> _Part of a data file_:

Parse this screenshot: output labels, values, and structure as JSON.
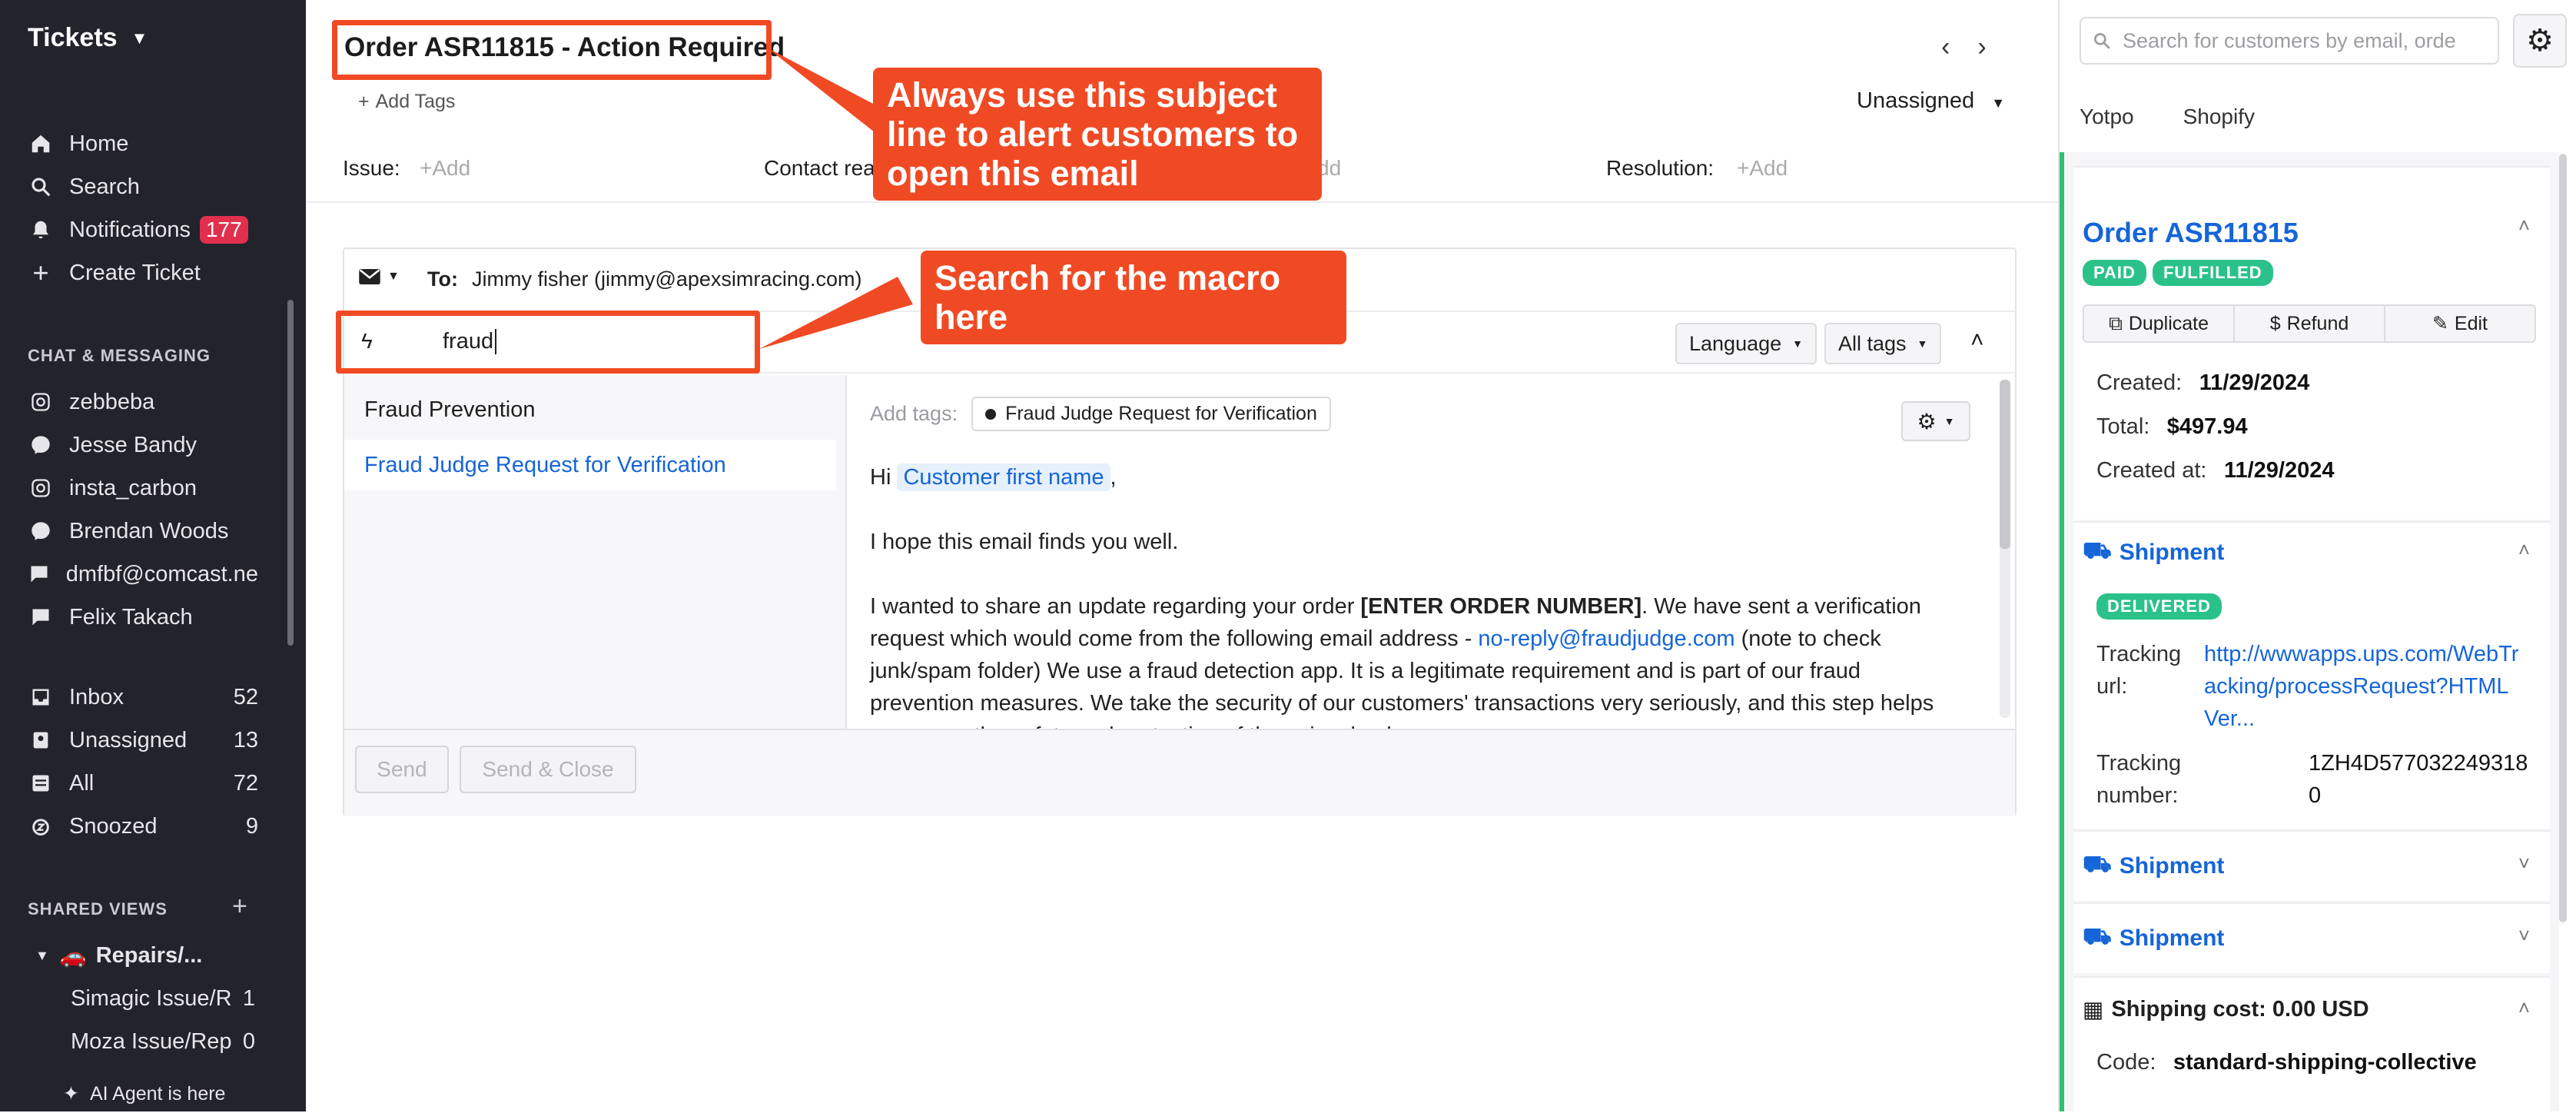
{
  "sidebar": {
    "title": "Tickets",
    "nav": [
      {
        "label": "Home",
        "icon": "home-icon"
      },
      {
        "label": "Search",
        "icon": "search-icon"
      },
      {
        "label": "Notifications",
        "icon": "bell-icon",
        "badge": "177"
      },
      {
        "label": "Create Ticket",
        "icon": "plus-icon"
      }
    ],
    "chat_section": "CHAT & MESSAGING",
    "chats": [
      {
        "label": "zebbeba",
        "icon": "instagram-icon"
      },
      {
        "label": "Jesse Bandy",
        "icon": "messenger-icon"
      },
      {
        "label": "insta_carbon",
        "icon": "instagram-icon"
      },
      {
        "label": "Brendan Woods",
        "icon": "messenger-icon"
      },
      {
        "label": "dmfbf@comcast.ne",
        "icon": "chat-icon"
      },
      {
        "label": "Felix Takach",
        "icon": "chat-icon"
      }
    ],
    "views": [
      {
        "label": "Inbox",
        "count": "52",
        "icon": "inbox-icon"
      },
      {
        "label": "Unassigned",
        "count": "13",
        "icon": "unassigned-icon"
      },
      {
        "label": "All",
        "count": "72",
        "icon": "all-icon"
      },
      {
        "label": "Snoozed",
        "count": "9",
        "icon": "snooze-icon"
      }
    ],
    "shared_section": "SHARED VIEWS",
    "shared_folder": "Repairs/...",
    "shared_views": [
      {
        "label": "Simagic Issue/R",
        "count": "1"
      },
      {
        "label": "Moza Issue/Rep",
        "count": "0"
      }
    ],
    "ai_agent": "AI Agent is here"
  },
  "ticket": {
    "subject": "Order ASR11815 - Action Required",
    "add_tags": "Add Tags",
    "assignee": "Unassigned",
    "fields": {
      "issue_label": "Issue:",
      "issue_value": "+Add",
      "contact_label": "Contact rea",
      "mid_value": "dd",
      "resolution_label": "Resolution:",
      "resolution_value": "+Add"
    }
  },
  "callouts": {
    "subject_note": "Always use this subject line to alert customers to open this email",
    "macro_note": "Search for the macro here"
  },
  "editor": {
    "to_label": "To:",
    "to_value": "Jimmy fisher (jimmy@apexsimracing.com)",
    "macro_search": "fraud",
    "language": "Language",
    "all_tags": "All tags",
    "macros": [
      "Fraud Prevention",
      "Fraud Judge Request for Verification"
    ],
    "add_tags_label": "Add tags:",
    "tag": "Fraud Judge Request for Verification",
    "greeting_hi": "Hi",
    "greeting_var": "Customer first name",
    "greeting_comma": ",",
    "line1": "I hope this email finds you well.",
    "body_a": "I wanted to share an update regarding your order",
    "body_bold": "[ENTER ORDER NUMBER]",
    "body_b": ". We have sent a verification request which would come from the following email address -",
    "body_link": "no-reply@fraudjudge.com",
    "body_c": "(note to check junk/spam folder) We use a fraud detection app. It is a legitimate requirement and is part of our fraud prevention measures. We take the security of our customers' transactions very seriously, and this step helps us ensure the safety and protection of those involved.",
    "send": "Send",
    "send_close": "Send & Close"
  },
  "right_panel": {
    "search_placeholder": "Search for customers by email, orde",
    "tabs": [
      "Yotpo",
      "Shopify"
    ],
    "order": {
      "title": "Order ASR11815",
      "badges": [
        "PAID",
        "FULFILLED"
      ],
      "actions": [
        "Duplicate",
        "Refund",
        "Edit"
      ],
      "created_label": "Created:",
      "created": "11/29/2024",
      "total_label": "Total:",
      "total": "$497.94",
      "created_at_label": "Created at:",
      "created_at": "11/29/2024"
    },
    "shipment": {
      "title": "Shipment",
      "status": "DELIVERED",
      "tracking_url_label": "Tracking url:",
      "tracking_url": "http://wwwapps.ups.com/WebTracking/processRequest?HTMLVer...",
      "tracking_number_label": "Tracking number:",
      "tracking_number": "1ZH4D5770322493180"
    },
    "shipment2": "Shipment",
    "shipment3": "Shipment",
    "shipping_cost": "Shipping cost: 0.00 USD",
    "code_label": "Code:",
    "code": "standard-shipping-collective"
  },
  "colors": {
    "accent": "#f04a25",
    "link": "#1565d8",
    "green": "#2fbf71",
    "sidebar": "#23232b"
  }
}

> _Problem to solve_: Scan the data above and copy every line with "email" in it.

> _Final answer_:
    "subject_note": "Always use this subject line to alert customers to open this email",
    "line1": "I hope this email finds you well.",
    "body_b": ". We have sent a verification request which would come from the following email address -",
    "search_placeholder": "Search for customers by email, orde",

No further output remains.